The input:

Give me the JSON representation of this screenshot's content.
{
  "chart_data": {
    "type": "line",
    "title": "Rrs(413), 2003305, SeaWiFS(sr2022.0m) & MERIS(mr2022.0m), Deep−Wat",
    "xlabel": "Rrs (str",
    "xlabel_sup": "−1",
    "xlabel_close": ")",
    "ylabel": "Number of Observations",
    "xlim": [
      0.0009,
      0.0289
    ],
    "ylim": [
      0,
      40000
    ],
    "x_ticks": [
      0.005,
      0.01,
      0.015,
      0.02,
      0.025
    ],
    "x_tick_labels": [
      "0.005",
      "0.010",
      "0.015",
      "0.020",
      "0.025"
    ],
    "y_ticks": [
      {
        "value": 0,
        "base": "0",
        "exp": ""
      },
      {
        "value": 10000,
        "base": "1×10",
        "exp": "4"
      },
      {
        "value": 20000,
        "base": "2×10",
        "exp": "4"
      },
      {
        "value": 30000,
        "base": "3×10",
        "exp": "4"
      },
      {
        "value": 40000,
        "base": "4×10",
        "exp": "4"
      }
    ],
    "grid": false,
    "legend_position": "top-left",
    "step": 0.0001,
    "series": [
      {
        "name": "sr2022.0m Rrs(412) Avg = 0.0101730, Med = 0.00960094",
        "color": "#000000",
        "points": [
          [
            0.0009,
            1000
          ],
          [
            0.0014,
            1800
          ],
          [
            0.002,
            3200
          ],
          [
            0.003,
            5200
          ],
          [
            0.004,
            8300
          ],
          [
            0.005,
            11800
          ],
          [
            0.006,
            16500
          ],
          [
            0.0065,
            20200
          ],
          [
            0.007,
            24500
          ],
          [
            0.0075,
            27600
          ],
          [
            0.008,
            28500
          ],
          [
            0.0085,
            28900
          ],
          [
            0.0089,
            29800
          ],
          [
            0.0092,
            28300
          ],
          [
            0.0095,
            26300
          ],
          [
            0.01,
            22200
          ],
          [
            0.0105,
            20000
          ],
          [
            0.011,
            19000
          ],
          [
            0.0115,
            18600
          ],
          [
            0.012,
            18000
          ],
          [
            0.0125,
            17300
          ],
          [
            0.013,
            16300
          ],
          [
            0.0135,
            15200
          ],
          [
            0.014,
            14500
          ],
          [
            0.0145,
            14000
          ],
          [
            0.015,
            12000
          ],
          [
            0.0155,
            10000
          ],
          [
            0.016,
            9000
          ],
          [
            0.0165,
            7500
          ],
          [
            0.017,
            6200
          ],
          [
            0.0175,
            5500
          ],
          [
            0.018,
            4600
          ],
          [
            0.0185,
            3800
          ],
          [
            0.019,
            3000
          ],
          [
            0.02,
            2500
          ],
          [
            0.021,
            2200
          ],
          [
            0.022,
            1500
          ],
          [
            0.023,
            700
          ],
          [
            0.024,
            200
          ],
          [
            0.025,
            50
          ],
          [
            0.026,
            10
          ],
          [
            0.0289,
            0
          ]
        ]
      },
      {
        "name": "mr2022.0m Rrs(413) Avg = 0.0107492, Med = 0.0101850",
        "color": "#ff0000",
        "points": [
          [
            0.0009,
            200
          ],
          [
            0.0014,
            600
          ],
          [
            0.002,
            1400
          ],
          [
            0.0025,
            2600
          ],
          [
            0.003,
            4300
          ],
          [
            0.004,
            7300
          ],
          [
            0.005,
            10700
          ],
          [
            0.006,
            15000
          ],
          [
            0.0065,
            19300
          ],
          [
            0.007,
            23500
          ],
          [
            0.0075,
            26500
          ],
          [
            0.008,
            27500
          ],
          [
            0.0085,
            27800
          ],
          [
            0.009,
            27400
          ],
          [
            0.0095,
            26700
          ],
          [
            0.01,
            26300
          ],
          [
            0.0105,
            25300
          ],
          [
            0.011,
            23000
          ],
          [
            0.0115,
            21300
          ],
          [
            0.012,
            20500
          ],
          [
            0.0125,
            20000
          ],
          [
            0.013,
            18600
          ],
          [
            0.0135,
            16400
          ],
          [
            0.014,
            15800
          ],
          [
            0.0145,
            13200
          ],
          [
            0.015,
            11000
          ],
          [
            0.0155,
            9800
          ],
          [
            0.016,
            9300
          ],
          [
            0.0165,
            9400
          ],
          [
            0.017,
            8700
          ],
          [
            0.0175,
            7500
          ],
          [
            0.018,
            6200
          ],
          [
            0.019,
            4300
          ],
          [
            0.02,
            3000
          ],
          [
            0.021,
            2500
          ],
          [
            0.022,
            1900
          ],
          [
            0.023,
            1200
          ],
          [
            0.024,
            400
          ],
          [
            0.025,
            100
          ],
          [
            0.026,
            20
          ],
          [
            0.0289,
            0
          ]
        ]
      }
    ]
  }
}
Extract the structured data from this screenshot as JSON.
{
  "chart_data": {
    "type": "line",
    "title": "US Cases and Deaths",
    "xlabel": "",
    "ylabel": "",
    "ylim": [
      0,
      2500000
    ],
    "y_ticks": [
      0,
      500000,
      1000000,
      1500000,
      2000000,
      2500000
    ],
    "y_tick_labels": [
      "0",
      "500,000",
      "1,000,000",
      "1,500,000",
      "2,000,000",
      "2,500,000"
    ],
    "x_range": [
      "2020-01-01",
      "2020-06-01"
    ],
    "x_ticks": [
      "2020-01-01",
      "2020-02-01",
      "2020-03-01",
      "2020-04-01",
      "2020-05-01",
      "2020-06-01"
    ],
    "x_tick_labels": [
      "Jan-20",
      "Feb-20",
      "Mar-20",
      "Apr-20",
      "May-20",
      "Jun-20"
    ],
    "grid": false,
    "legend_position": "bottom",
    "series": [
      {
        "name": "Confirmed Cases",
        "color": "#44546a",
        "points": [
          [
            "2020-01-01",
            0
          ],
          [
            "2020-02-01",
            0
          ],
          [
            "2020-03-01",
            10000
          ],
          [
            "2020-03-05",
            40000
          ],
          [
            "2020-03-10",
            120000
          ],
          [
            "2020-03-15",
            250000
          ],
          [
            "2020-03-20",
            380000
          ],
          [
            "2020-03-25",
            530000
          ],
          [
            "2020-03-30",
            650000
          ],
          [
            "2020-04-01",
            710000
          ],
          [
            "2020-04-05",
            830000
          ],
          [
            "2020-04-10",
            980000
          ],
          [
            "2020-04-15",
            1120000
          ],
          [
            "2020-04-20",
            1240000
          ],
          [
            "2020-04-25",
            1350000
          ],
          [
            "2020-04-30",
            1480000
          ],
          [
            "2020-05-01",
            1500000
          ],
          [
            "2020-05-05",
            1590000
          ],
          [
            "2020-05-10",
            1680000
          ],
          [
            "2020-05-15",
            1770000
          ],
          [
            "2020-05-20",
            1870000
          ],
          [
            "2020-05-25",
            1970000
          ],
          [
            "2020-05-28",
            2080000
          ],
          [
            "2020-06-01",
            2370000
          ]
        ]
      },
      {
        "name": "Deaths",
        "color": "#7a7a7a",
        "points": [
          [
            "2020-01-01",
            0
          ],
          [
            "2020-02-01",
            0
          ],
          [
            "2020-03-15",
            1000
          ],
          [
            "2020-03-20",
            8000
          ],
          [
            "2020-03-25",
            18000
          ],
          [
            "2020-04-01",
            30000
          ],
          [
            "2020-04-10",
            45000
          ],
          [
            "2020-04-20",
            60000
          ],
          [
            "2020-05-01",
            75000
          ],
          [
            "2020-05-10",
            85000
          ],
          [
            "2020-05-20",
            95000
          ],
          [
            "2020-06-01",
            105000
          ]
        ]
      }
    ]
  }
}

Directions: Among the entries above, how many lines include the word "Cases"? Give the number with no comment.

Correct result: 2